------ Task input

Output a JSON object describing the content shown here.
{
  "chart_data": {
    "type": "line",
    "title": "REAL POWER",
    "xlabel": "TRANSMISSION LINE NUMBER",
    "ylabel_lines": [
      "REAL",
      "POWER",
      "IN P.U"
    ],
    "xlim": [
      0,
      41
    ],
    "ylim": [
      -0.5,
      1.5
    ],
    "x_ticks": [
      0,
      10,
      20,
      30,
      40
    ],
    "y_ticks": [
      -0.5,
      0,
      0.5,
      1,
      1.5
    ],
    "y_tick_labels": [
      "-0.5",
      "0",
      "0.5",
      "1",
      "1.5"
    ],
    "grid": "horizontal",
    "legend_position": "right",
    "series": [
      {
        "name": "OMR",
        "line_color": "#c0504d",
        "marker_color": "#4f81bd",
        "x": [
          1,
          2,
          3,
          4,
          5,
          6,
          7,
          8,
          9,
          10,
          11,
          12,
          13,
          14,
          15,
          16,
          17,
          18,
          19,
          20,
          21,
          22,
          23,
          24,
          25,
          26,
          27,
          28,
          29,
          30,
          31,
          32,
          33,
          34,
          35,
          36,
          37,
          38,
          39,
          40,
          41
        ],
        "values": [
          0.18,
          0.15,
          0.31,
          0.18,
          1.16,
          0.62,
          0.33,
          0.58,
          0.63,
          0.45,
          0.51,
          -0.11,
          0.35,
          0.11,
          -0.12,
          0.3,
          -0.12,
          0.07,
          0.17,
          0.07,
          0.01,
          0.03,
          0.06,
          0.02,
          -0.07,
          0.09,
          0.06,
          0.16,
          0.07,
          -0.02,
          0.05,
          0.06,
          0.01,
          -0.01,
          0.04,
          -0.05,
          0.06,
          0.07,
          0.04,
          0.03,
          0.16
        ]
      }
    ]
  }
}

------------

• [Short problem]:
Each record must be repeated exactly as it is.

• [Answer below]:
Output a JSON object describing the content shown here.
{
  "chart_data": {
    "type": "line",
    "title": "REAL POWER",
    "xlabel": "TRANSMISSION LINE NUMBER",
    "ylabel_lines": [
      "REAL",
      "POWER",
      "IN P.U"
    ],
    "xlim": [
      0,
      41
    ],
    "ylim": [
      -0.5,
      1.5
    ],
    "x_ticks": [
      0,
      10,
      20,
      30,
      40
    ],
    "y_ticks": [
      -0.5,
      0,
      0.5,
      1,
      1.5
    ],
    "y_tick_labels": [
      "-0.5",
      "0",
      "0.5",
      "1",
      "1.5"
    ],
    "grid": "horizontal",
    "legend_position": "right",
    "series": [
      {
        "name": "OMR",
        "line_color": "#c0504d",
        "marker_color": "#4f81bd",
        "x": [
          1,
          2,
          3,
          4,
          5,
          6,
          7,
          8,
          9,
          10,
          11,
          12,
          13,
          14,
          15,
          16,
          17,
          18,
          19,
          20,
          21,
          22,
          23,
          24,
          25,
          26,
          27,
          28,
          29,
          30,
          31,
          32,
          33,
          34,
          35,
          36,
          37,
          38,
          39,
          40,
          41
        ],
        "values": [
          0.18,
          0.15,
          0.31,
          0.18,
          1.16,
          0.62,
          0.33,
          0.58,
          0.63,
          0.45,
          0.51,
          -0.11,
          0.35,
          0.11,
          -0.12,
          0.3,
          -0.12,
          0.07,
          0.17,
          0.07,
          0.01,
          0.03,
          0.06,
          0.02,
          -0.07,
          0.09,
          0.06,
          0.16,
          0.07,
          -0.02,
          0.05,
          0.06,
          0.01,
          -0.01,
          0.04,
          -0.05,
          0.06,
          0.07,
          0.04,
          0.03,
          0.16
        ]
      }
    ]
  }
}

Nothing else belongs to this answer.